__SOURCE EXTRACT__

'''

GAUTENG MINING SYNDICATE
HIGH COURT OF ZIMBABWE
HARARE, 16 July 2021 & 10 August 2022
Mr T Nyamakura, for the applicants
Mr CT Tinarwo, for the respondent
MUSITHU J: The applicants seek the setting aside of a judgment granted against them in default on the 18 November 2020. The application was made in terms of r 449(1)(a) of the High Court Rules 1971 (the rules). The order sought is couched as follows:
“IT IS HEREBY ORDERED THAT:
- The default judgment granted under HC6577/20 on the 18th of November 2020 be and is hereby rescinded.
- Respondent shall pay the Applicant’s costs of suit on the higher scale of attorney and client.”
The applicants are the principals of a mining syndicate called Two Giants Mining Syndicate operating at reserve number 1731DB1 Tatagura Cluster Mbedzi Farm. The respondent is a registered mining syndicate also claiming to have authority to do mining activities at the aforementioned mining reserve. The respondent approached this court on an urgent basis seeking a spoliation order and the order was granted in default on 16 November 2020.
The applicants claim that they were not served with the urgent chamber application nor the notice of set down, and for that reason, the order of 16 November 2020 was granted in error. The applicants only got to know of the order when they were ejected from the mining site on the 2 December 2020. They then decided to approach this Court seeking the rescission of the order as it was granted erroneously. The respondent opposed the application.

'''

__DATA LINES__
'''

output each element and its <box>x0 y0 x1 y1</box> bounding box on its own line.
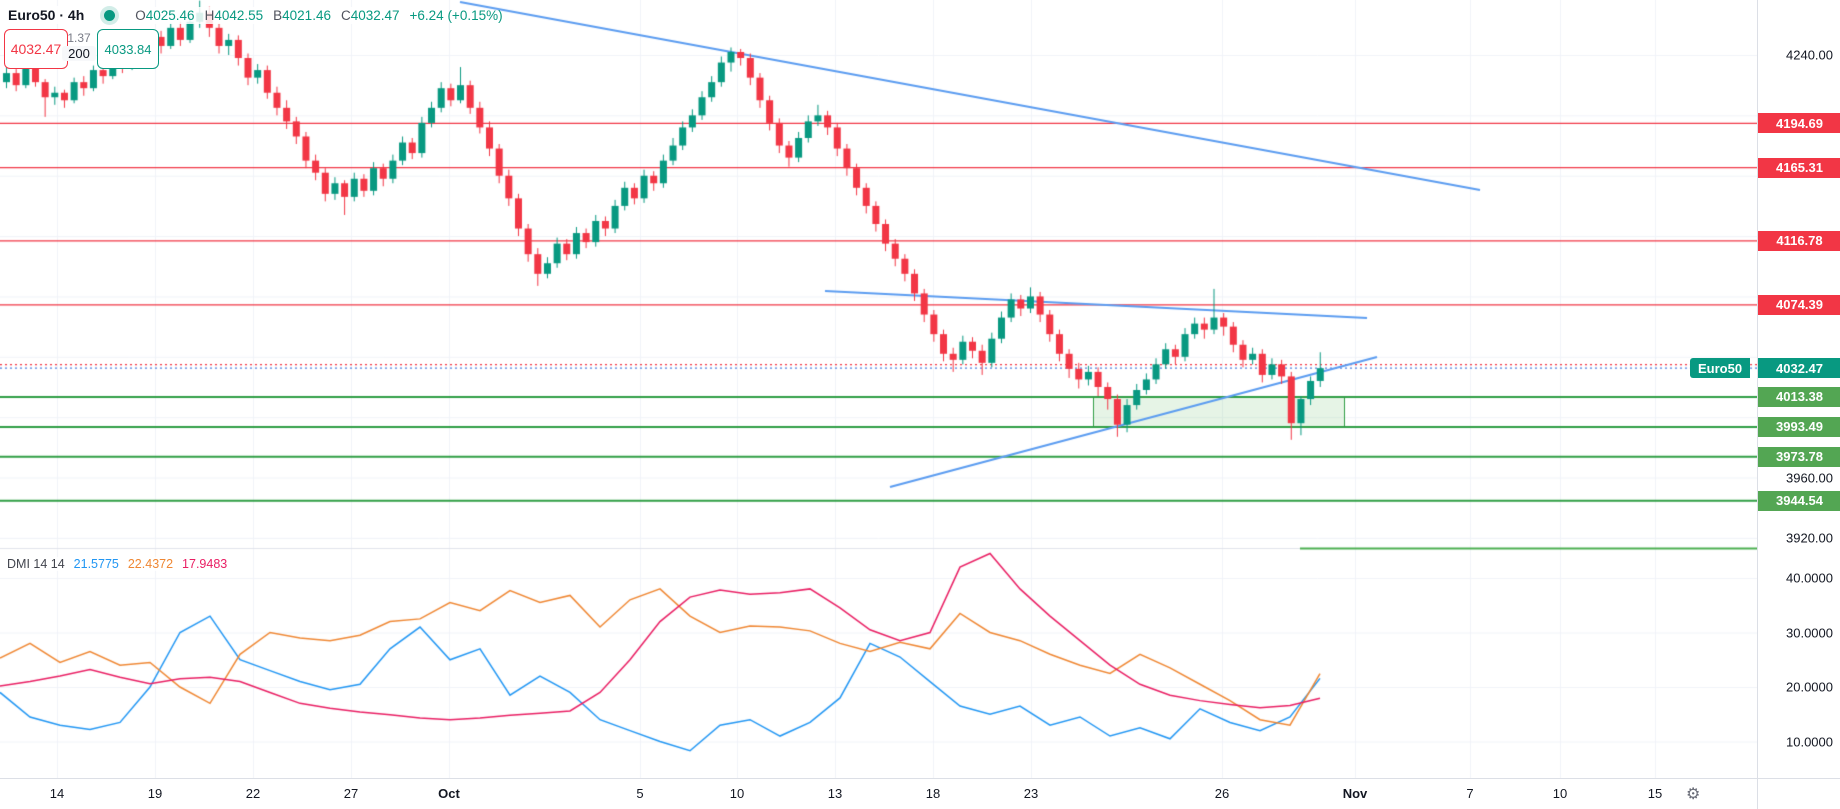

'''

__EXERCISE INSTRUCTIONS__
A: Translate this sentence from the court judgment into Spanish: "The respondent opposed the application."
B: According to the court judgment, on what date were the applicants ejected from the mining site?
C: Rewrite the passage of the court judgment that begins at the words "The applicants claim" and stops after "opposed the application.", with "ejected" changed to "evicted".
The data is not needed for anything that follows.

__ANSWERS PROVIDED__
A: La parte demandada se opuso a la solicitud.

B: On 2 December 2020.

C:
The applicants claim that they were not served with the urgent chamber application nor the notice of set down, and for that reason, the order of 16 November 2020 was granted in error. The applicants only got to know of the order when they were evicted from the mining site on the 2 December 2020. They then decided to approach this Court seeking the rescission of the order as it was granted erroneously. The respondent opposed the application.